[START OF Input material]
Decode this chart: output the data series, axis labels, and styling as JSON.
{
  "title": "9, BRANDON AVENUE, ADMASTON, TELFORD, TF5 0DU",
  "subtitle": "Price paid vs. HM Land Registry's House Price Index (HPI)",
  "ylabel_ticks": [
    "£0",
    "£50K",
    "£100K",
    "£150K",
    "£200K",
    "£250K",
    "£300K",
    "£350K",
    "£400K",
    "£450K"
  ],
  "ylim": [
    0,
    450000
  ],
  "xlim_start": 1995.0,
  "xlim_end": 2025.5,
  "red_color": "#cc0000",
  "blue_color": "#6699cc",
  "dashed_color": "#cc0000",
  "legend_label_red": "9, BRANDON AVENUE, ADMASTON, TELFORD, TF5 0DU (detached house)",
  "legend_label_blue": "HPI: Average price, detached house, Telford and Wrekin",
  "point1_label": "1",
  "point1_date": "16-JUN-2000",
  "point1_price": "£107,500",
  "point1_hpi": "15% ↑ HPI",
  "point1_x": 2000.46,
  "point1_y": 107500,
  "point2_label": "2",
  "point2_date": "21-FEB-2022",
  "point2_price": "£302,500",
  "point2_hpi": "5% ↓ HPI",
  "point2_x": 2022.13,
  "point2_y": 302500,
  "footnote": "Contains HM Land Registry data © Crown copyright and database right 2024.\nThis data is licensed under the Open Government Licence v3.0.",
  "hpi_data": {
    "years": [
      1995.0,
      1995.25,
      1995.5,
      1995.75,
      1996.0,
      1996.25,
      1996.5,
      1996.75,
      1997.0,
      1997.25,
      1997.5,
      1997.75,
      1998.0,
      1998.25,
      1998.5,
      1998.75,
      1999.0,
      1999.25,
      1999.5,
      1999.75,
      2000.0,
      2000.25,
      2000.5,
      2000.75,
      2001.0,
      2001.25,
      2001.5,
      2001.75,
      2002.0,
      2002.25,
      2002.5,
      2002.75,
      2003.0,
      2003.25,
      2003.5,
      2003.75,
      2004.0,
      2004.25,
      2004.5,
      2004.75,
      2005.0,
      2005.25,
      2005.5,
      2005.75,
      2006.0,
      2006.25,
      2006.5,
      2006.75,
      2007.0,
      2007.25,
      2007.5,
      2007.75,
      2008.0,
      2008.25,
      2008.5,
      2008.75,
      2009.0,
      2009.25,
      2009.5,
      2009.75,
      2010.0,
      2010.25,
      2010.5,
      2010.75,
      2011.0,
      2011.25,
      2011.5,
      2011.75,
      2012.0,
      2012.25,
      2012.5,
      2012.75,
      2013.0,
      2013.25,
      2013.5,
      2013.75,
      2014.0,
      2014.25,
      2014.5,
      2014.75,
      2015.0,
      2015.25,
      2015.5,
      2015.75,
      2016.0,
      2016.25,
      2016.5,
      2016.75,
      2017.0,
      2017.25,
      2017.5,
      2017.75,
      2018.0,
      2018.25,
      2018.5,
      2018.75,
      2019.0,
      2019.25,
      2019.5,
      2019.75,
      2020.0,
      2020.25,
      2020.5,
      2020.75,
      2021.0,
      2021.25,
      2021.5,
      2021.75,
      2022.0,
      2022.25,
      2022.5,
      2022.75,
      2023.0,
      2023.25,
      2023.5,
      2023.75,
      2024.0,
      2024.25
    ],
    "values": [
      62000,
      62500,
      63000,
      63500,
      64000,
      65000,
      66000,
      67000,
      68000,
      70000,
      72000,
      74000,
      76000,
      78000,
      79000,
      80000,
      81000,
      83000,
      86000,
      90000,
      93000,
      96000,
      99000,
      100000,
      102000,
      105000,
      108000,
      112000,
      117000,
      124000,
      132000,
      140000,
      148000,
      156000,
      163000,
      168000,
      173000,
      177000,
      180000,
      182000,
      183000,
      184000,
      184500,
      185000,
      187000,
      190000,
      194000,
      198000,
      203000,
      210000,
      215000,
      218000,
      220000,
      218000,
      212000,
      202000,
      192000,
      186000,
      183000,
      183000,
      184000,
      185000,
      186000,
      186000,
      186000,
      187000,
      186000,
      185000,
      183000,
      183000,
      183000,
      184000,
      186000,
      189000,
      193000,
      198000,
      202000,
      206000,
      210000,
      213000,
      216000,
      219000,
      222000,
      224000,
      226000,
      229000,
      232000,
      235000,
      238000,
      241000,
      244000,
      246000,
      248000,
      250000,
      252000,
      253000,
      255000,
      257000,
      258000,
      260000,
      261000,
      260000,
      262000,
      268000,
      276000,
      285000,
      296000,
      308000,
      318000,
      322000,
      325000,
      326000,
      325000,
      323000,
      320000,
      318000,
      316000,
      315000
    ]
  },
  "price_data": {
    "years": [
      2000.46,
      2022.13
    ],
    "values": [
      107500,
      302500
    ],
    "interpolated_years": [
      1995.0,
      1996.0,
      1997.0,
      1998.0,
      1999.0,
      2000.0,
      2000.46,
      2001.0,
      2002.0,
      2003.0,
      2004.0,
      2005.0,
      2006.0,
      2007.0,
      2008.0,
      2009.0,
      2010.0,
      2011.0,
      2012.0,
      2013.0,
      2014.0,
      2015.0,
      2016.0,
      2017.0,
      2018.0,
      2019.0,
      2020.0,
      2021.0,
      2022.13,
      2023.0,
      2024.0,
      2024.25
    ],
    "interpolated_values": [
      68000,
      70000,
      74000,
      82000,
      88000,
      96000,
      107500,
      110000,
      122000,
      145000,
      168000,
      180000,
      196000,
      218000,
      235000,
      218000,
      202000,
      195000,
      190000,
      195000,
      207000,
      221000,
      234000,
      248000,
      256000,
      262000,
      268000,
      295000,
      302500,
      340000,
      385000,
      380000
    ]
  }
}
[END OF Input material]
## [Task to complete]
Quote each line above in full, word for word.

## [Solution to this task]
Decode this chart: output the data series, axis labels, and styling as JSON.
{
  "title": "9, BRANDON AVENUE, ADMASTON, TELFORD, TF5 0DU",
  "subtitle": "Price paid vs. HM Land Registry's House Price Index (HPI)",
  "ylabel_ticks": [
    "£0",
    "£50K",
    "£100K",
    "£150K",
    "£200K",
    "£250K",
    "£300K",
    "£350K",
    "£400K",
    "£450K"
  ],
  "ylim": [
    0,
    450000
  ],
  "xlim_start": 1995.0,
  "xlim_end": 2025.5,
  "red_color": "#cc0000",
  "blue_color": "#6699cc",
  "dashed_color": "#cc0000",
  "legend_label_red": "9, BRANDON AVENUE, ADMASTON, TELFORD, TF5 0DU (detached house)",
  "legend_label_blue": "HPI: Average price, detached house, Telford and Wrekin",
  "point1_label": "1",
  "point1_date": "16-JUN-2000",
  "point1_price": "£107,500",
  "point1_hpi": "15% ↑ HPI",
  "point1_x": 2000.46,
  "point1_y": 107500,
  "point2_label": "2",
  "point2_date": "21-FEB-2022",
  "point2_price": "£302,500",
  "point2_hpi": "5% ↓ HPI",
  "point2_x": 2022.13,
  "point2_y": 302500,
  "footnote": "Contains HM Land Registry data © Crown copyright and database right 2024.\nThis data is licensed under the Open Government Licence v3.0.",
  "hpi_data": {
    "years": [
      1995.0,
      1995.25,
      1995.5,
      1995.75,
      1996.0,
      1996.25,
      1996.5,
      1996.75,
      1997.0,
      1997.25,
      1997.5,
      1997.75,
      1998.0,
      1998.25,
      1998.5,
      1998.75,
      1999.0,
      1999.25,
      1999.5,
      1999.75,
      2000.0,
      2000.25,
      2000.5,
      2000.75,
      2001.0,
      2001.25,
      2001.5,
      2001.75,
      2002.0,
      2002.25,
      2002.5,
      2002.75,
      2003.0,
      2003.25,
      2003.5,
      2003.75,
      2004.0,
      2004.25,
      2004.5,
      2004.75,
      2005.0,
      2005.25,
      2005.5,
      2005.75,
      2006.0,
      2006.25,
      2006.5,
      2006.75,
      2007.0,
      2007.25,
      2007.5,
      2007.75,
      2008.0,
      2008.25,
      2008.5,
      2008.75,
      2009.0,
      2009.25,
      2009.5,
      2009.75,
      2010.0,
      2010.25,
      2010.5,
      2010.75,
      2011.0,
      2011.25,
      2011.5,
      2011.75,
      2012.0,
      2012.25,
      2012.5,
      2012.75,
      2013.0,
      2013.25,
      2013.5,
      2013.75,
      2014.0,
      2014.25,
      2014.5,
      2014.75,
      2015.0,
      2015.25,
      2015.5,
      2015.75,
      2016.0,
      2016.25,
      2016.5,
      2016.75,
      2017.0,
      2017.25,
      2017.5,
      2017.75,
      2018.0,
      2018.25,
      2018.5,
      2018.75,
      2019.0,
      2019.25,
      2019.5,
      2019.75,
      2020.0,
      2020.25,
      2020.5,
      2020.75,
      2021.0,
      2021.25,
      2021.5,
      2021.75,
      2022.0,
      2022.25,
      2022.5,
      2022.75,
      2023.0,
      2023.25,
      2023.5,
      2023.75,
      2024.0,
      2024.25
    ],
    "values": [
      62000,
      62500,
      63000,
      63500,
      64000,
      65000,
      66000,
      67000,
      68000,
      70000,
      72000,
      74000,
      76000,
      78000,
      79000,
      80000,
      81000,
      83000,
      86000,
      90000,
      93000,
      96000,
      99000,
      100000,
      102000,
      105000,
      108000,
      112000,
      117000,
      124000,
      132000,
      140000,
      148000,
      156000,
      163000,
      168000,
      173000,
      177000,
      180000,
      182000,
      183000,
      184000,
      184500,
      185000,
      187000,
      190000,
      194000,
      198000,
      203000,
      210000,
      215000,
      218000,
      220000,
      218000,
      212000,
      202000,
      192000,
      186000,
      183000,
      183000,
      184000,
      185000,
      186000,
      186000,
      186000,
      187000,
      186000,
      185000,
      183000,
      183000,
      183000,
      184000,
      186000,
      189000,
      193000,
      198000,
      202000,
      206000,
      210000,
      213000,
      216000,
      219000,
      222000,
      224000,
      226000,
      229000,
      232000,
      235000,
      238000,
      241000,
      244000,
      246000,
      248000,
      250000,
      252000,
      253000,
      255000,
      257000,
      258000,
      260000,
      261000,
      260000,
      262000,
      268000,
      276000,
      285000,
      296000,
      308000,
      318000,
      322000,
      325000,
      326000,
      325000,
      323000,
      320000,
      318000,
      316000,
      315000
    ]
  },
  "price_data": {
    "years": [
      2000.46,
      2022.13
    ],
    "values": [
      107500,
      302500
    ],
    "interpolated_years": [
      1995.0,
      1996.0,
      1997.0,
      1998.0,
      1999.0,
      2000.0,
      2000.46,
      2001.0,
      2002.0,
      2003.0,
      2004.0,
      2005.0,
      2006.0,
      2007.0,
      2008.0,
      2009.0,
      2010.0,
      2011.0,
      2012.0,
      2013.0,
      2014.0,
      2015.0,
      2016.0,
      2017.0,
      2018.0,
      2019.0,
      2020.0,
      2021.0,
      2022.13,
      2023.0,
      2024.0,
      2024.25
    ],
    "interpolated_values": [
      68000,
      70000,
      74000,
      82000,
      88000,
      96000,
      107500,
      110000,
      122000,
      145000,
      168000,
      180000,
      196000,
      218000,
      235000,
      218000,
      202000,
      195000,
      190000,
      195000,
      207000,
      221000,
      234000,
      248000,
      256000,
      262000,
      268000,
      295000,
      302500,
      340000,
      385000,
      380000
    ]
  }
}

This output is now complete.